YOUR GOAL:
List all lines in the material below that contain "structured".

RECORDS FOR THE TASK:
= = = =
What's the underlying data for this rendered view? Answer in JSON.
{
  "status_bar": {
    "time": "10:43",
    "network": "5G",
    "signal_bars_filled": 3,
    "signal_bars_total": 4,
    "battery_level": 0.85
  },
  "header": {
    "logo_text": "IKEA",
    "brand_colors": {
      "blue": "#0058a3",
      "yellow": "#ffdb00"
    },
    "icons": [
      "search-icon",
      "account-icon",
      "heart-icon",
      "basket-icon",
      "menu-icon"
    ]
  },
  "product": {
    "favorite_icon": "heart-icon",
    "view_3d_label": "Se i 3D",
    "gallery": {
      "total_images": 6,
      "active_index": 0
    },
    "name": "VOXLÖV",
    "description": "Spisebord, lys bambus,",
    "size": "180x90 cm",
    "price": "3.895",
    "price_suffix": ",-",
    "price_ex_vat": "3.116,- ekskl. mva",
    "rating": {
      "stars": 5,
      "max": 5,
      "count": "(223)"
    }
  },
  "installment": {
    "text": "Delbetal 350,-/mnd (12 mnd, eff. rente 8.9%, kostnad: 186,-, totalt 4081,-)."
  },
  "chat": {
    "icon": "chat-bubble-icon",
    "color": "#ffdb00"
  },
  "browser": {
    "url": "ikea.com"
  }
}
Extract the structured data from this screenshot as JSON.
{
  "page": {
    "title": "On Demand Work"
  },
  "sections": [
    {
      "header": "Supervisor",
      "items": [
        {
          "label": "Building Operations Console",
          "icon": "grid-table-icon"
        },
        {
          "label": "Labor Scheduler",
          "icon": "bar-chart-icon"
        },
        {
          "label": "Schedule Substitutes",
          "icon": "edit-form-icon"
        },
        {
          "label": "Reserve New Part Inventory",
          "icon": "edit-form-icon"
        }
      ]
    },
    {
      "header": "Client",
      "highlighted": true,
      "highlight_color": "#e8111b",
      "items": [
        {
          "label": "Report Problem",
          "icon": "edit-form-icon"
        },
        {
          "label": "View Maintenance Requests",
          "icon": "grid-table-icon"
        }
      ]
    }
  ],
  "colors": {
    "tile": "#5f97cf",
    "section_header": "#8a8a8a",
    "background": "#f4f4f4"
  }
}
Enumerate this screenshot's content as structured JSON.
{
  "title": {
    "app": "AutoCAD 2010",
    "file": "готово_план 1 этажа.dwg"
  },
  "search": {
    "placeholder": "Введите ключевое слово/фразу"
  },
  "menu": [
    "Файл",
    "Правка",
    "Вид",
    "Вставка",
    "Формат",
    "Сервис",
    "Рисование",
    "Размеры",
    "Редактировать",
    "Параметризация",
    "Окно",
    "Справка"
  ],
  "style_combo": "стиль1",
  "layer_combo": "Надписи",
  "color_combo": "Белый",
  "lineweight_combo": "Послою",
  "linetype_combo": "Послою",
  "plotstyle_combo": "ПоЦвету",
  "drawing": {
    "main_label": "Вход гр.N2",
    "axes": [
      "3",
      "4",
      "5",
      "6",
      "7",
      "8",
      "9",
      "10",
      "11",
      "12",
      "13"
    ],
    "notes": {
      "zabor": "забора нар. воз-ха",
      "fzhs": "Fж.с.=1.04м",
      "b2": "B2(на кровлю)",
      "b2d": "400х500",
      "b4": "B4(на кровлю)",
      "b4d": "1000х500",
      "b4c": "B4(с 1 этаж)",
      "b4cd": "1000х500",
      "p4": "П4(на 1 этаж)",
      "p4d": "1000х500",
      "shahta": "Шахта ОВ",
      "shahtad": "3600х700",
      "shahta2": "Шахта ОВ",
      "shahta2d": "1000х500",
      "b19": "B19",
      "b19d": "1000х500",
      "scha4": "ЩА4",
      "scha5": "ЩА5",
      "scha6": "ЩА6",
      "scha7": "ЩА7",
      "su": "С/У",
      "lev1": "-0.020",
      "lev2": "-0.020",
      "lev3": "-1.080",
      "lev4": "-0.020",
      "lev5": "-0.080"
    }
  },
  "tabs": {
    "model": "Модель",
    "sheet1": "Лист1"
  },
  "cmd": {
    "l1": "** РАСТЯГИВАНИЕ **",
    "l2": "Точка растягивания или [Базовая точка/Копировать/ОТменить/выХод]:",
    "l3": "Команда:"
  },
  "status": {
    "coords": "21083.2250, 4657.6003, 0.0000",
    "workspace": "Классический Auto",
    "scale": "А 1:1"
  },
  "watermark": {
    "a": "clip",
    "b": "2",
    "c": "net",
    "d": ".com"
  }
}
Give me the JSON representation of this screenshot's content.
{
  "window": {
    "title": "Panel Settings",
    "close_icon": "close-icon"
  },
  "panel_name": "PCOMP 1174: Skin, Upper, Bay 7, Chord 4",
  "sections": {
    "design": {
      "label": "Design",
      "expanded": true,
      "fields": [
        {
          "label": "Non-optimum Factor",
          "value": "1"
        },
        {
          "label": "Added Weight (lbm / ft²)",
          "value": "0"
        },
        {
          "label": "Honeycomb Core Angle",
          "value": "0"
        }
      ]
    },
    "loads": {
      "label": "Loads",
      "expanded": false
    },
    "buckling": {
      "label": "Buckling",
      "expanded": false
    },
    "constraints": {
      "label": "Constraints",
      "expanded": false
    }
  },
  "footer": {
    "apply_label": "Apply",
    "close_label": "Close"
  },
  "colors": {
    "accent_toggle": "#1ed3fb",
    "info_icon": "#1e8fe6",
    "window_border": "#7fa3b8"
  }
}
= = = =
OUTPUT OF THE TASK:
Extract the structured data from this screenshot as JSON.
Enumerate this screenshot's content as structured JSON.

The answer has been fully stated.